Trifluoromethane or fluoroform is the chemical compound with the formula CHF3.  It is one of the "haloforms", a class of compounds with the formula CHX3 (X = halogen) with C3v symmetry.  Fluoroform is used in diverse applications in organic synthesis.  It is not an ozone depleter but is a greenhouse gas.

Synthesis 
About 20M kg/y are produced industrially as both a by-product of and precursor to the manufacture of Teflon.  It is produced by reaction of chloroform with HF:
CHCl3  +  3 HF  →   CHF3  +  3 HCl

It is also generated biologically in small amounts apparently by decarboxylation of trifluoroacetic acid.

Historical
Fluoroform was first obtained by Maurice Meslans in the violent reaction of iodoform with dry silver fluoride in 1894. The reaction was improved by Otto Ruff by substitution of silver fluoride by a mixture of mercury fluoride and calcium fluoride. The exchange reaction works with iodoform and bromoform, and the exchange of the first two halogen atoms by fluorine is vigorous. By changing to a two step process, first forming a bromodifluoro methane in the reaction of antimony trifluoride with bromoform and finishing the reaction with mercury fluoride the first efficient synthesis method was found by Henne.

Industrial applications 
CHF3 is used in the semiconductor industry in plasma etching of silicon oxide and silicon nitride.  Known as R-23 or HFC-23, it was also a useful refrigerant, sometimes as a replacement for chlorotrifluoromethane (CFC-13) and is a byproduct of its manufacture.

When used as a fire suppressant, the fluoroform carries the DuPont trade name, FE-13.  CHF3 is recommended for this application because of its low toxicity, its low reactivity, and its high density. HFC-23 has been used in the past as a replacement for Halon 1301[CFC-13B1] in fire suppression systems as a total flooding gaseous fire suppression agent.

Organic chemistry 
Fluoroform is weakly acidic with a pKa = 25–28 and quite inert. Attempted deprotonation results in defluorination to generate F− and difluorocarbene (CF2).  Some organocopper and organocadmium compounds have been developed as trifluoromethylation reagents.

Fluoroform is a precursor of the Ruppert-Prakash reagent CF3Si(CH3)3, which is a source of the nucleophilic CF3− anion.

• Brief
Continue the article on fluoroform from its final sentence.

• Data records
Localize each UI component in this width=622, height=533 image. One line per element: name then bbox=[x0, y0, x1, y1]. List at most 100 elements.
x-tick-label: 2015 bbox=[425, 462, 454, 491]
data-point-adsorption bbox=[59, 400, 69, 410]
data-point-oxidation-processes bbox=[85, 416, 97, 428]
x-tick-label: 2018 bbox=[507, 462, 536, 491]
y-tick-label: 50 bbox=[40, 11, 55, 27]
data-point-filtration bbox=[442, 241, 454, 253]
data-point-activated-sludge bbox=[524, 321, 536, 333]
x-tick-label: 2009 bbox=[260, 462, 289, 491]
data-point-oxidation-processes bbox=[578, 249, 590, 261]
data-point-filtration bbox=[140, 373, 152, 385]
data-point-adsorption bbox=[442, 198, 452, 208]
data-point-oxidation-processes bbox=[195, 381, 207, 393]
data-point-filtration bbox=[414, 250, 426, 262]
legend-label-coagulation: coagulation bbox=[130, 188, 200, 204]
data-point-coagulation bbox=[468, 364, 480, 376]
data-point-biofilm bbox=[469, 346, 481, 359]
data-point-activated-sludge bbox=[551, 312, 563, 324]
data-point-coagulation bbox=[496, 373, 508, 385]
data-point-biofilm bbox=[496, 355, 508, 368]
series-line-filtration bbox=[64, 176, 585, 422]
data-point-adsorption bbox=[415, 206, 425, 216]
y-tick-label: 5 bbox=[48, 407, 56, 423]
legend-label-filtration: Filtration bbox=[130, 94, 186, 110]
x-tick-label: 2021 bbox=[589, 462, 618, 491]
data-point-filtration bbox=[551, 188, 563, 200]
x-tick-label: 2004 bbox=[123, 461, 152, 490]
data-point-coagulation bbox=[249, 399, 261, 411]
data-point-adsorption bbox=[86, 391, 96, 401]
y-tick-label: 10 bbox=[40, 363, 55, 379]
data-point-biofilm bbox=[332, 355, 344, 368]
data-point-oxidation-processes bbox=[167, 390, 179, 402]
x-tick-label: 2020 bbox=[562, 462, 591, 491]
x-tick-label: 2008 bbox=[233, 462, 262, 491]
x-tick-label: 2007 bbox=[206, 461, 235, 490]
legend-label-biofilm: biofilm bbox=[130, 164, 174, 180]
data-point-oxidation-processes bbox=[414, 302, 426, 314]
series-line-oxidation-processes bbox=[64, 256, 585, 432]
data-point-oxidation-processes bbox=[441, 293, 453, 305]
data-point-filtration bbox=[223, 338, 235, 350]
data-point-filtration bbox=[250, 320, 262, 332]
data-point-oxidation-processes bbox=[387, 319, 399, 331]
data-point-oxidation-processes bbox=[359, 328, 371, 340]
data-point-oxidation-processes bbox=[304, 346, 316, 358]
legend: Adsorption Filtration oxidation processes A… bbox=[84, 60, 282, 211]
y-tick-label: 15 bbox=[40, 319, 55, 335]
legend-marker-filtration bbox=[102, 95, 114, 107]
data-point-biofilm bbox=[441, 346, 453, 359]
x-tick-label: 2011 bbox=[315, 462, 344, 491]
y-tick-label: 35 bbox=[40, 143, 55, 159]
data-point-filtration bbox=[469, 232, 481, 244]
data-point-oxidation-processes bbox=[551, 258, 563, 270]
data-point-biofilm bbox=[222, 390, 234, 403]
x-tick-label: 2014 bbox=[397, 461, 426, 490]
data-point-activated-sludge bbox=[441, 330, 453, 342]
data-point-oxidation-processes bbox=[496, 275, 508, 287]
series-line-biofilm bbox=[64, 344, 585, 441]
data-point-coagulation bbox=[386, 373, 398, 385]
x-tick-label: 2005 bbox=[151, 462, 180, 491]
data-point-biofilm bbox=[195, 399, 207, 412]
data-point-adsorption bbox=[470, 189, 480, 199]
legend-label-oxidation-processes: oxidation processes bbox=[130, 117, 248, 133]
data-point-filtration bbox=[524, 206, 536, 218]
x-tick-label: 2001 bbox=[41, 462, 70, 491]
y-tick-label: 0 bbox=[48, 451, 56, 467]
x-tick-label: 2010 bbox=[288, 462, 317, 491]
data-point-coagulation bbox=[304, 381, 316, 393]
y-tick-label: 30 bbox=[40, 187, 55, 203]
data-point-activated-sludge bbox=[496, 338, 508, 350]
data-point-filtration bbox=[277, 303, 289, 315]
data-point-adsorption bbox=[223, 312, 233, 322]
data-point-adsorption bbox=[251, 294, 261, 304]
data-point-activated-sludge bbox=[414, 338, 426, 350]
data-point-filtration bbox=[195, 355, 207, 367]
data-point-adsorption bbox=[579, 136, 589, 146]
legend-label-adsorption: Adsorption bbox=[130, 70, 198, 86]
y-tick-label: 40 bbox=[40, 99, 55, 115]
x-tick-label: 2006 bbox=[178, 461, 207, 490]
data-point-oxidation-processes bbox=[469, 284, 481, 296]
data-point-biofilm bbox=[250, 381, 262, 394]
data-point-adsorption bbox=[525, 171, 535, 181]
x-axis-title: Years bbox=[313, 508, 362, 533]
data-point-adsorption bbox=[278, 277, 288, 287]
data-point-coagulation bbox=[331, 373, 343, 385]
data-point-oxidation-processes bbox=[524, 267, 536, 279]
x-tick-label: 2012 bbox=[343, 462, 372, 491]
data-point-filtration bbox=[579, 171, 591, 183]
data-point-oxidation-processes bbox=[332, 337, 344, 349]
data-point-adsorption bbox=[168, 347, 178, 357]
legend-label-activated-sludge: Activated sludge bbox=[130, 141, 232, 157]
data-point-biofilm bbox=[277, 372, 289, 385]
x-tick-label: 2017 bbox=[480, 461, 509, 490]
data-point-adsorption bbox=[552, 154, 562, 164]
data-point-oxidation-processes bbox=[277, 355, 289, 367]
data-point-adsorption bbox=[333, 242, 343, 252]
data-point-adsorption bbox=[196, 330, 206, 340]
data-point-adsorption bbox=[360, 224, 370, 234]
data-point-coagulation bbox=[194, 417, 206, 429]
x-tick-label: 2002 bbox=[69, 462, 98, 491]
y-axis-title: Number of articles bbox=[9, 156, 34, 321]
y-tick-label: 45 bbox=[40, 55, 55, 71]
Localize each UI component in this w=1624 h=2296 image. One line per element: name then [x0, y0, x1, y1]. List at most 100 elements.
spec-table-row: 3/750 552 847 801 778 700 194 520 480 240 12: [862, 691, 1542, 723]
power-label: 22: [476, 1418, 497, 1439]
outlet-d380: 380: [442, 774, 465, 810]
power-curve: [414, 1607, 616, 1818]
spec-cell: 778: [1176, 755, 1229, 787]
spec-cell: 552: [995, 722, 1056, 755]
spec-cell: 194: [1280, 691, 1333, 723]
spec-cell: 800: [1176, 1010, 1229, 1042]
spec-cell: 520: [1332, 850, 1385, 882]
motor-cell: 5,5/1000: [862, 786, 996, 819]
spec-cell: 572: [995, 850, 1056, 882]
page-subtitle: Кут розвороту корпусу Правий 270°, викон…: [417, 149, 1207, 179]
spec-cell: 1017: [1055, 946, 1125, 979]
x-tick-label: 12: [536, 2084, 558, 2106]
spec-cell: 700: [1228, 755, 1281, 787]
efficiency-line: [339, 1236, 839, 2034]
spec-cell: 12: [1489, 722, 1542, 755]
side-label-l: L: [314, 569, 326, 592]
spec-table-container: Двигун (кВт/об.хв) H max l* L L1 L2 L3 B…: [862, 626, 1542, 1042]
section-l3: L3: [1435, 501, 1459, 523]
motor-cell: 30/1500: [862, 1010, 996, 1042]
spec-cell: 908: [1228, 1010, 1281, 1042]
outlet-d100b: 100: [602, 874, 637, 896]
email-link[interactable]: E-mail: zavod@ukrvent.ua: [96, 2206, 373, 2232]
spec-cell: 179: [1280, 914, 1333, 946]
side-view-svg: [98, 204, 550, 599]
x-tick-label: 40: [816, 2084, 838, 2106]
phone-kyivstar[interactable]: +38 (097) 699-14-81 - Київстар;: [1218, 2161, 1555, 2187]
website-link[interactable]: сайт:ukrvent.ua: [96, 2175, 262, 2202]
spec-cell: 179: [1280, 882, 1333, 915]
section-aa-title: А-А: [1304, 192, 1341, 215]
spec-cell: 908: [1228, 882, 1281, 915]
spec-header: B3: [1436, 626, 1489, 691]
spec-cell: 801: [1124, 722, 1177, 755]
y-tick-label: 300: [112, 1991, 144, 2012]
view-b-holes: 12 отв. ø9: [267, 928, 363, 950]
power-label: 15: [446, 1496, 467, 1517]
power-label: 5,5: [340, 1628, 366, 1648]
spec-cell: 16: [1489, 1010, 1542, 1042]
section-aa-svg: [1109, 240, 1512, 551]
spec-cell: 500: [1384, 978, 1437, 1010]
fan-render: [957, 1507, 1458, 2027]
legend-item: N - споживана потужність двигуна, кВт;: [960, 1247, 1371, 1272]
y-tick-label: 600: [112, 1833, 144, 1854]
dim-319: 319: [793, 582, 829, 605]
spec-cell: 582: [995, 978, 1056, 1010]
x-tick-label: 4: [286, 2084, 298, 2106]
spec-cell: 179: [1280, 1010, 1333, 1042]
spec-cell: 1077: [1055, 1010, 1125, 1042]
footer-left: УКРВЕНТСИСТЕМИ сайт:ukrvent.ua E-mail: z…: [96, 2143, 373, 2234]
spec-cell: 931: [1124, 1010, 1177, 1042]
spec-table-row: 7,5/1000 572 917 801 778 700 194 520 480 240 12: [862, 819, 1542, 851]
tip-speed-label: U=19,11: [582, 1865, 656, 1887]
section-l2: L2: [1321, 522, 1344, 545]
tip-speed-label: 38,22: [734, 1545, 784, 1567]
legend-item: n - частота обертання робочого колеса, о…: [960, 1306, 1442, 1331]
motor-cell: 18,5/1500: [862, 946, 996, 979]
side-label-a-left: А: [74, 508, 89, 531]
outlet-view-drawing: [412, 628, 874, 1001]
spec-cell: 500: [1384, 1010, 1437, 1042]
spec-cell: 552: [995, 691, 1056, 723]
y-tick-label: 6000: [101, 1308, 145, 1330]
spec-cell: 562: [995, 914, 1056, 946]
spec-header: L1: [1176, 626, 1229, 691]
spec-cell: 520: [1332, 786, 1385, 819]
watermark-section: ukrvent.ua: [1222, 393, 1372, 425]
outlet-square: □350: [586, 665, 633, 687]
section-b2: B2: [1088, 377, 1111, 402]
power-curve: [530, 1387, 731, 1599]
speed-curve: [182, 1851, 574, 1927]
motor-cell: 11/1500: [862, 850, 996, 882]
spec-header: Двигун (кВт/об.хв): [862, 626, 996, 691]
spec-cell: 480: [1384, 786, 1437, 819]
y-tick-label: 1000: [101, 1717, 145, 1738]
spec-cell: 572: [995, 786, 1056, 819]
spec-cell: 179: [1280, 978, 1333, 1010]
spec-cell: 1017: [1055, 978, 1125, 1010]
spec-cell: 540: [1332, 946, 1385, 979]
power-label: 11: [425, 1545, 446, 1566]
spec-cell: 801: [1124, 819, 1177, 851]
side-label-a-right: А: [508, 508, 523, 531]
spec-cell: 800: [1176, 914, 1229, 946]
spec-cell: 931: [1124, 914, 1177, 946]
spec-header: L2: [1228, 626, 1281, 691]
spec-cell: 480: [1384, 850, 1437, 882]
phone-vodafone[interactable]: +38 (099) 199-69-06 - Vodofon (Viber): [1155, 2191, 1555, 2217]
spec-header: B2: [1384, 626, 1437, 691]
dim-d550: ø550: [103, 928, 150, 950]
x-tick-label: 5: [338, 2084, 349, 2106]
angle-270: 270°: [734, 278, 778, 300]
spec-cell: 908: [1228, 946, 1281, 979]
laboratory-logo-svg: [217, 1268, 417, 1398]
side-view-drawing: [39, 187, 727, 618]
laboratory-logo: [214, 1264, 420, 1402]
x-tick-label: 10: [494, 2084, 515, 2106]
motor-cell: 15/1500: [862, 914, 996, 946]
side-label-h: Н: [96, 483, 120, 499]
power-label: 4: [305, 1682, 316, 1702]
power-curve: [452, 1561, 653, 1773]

• Output for this task
Greenhouse gas 

CHF3 is a potent greenhouse gas. A ton of HFC-23 in the atmosphere has the same effect as 11,700 tons of carbon dioxide.  This equivalency, also called a 100-yr global warming potential, is slightly larger at 14,800 for HFC-23.
The atmospheric lifetime is 270 years.

HFC-23 was the most abundant HFC in the global atmosphere until around 2001, which is when the global mean concentration of HFC-134a (1,1,1,2-tetrafluoroethane), the chemical now used extensively in automobile air conditioners, surpassed those of HFC-23. Global emissions of HFC-23 have in the past been dominated by the inadvertent production and release during the manufacture of the refrigerant HCFC-22 (chlorodifluoromethane).

Substantial decreases in HFC-23 emissions by developed countries were reported from the 1990s to the 2000s: from 6-8 Gg/yr in the 1990s to 2.8 Gg/yr in 2007.

The  UNFCCC Clean Development Mechanism  provided funding and facilitated the destruction of HFC-23. 

Developing countries have become the largest producers of HCFC-23 in recent years according to data compiled by the Ozone Secretariat of the World Meteorological Organization. Emissions of all HFCs are included in the UNFCCCs Kyoto Protocol. To mitigate its impact, CHF3 can be destroyed with electric plasma arc technologies or by high temperature incineration.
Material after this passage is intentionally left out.